**WHAT YOU SHOULD DO**
Below is a block of records; return all of them exactly, but without the images.

**DATASET RECORDS**

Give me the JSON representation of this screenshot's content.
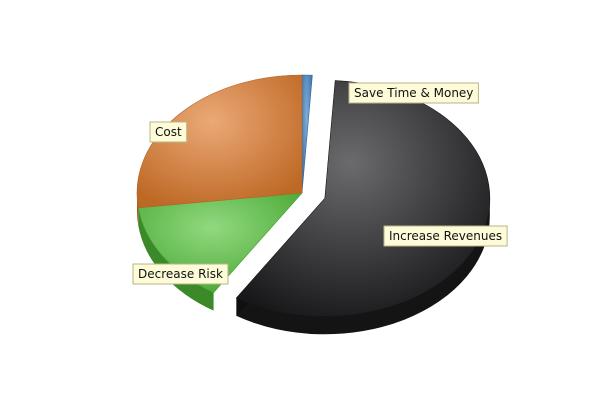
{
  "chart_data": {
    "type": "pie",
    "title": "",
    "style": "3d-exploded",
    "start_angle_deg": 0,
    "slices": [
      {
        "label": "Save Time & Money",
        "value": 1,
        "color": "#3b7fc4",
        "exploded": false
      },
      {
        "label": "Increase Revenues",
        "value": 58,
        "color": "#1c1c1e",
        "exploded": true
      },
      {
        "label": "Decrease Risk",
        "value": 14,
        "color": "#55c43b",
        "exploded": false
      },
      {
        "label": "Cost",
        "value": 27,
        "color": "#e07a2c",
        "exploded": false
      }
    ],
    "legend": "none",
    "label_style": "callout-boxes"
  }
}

**OUTPUT FOR THIS EXERCISE**
Give me the JSON representation of this screenshot's content.
{
  "chart_data": {
    "type": "pie",
    "title": "",
    "style": "3d-exploded",
    "start_angle_deg": 0,
    "slices": [
      {
        "label": "Save Time & Money",
        "value": 1,
        "color": "#3b7fc4",
        "exploded": false
      },
      {
        "label": "Increase Revenues",
        "value": 58,
        "color": "#1c1c1e",
        "exploded": true
      },
      {
        "label": "Decrease Risk",
        "value": 14,
        "color": "#55c43b",
        "exploded": false
      },
      {
        "label": "Cost",
        "value": 27,
        "color": "#e07a2c",
        "exploded": false
      }
    ],
    "legend": "none",
    "label_style": "callout-boxes"
  }
}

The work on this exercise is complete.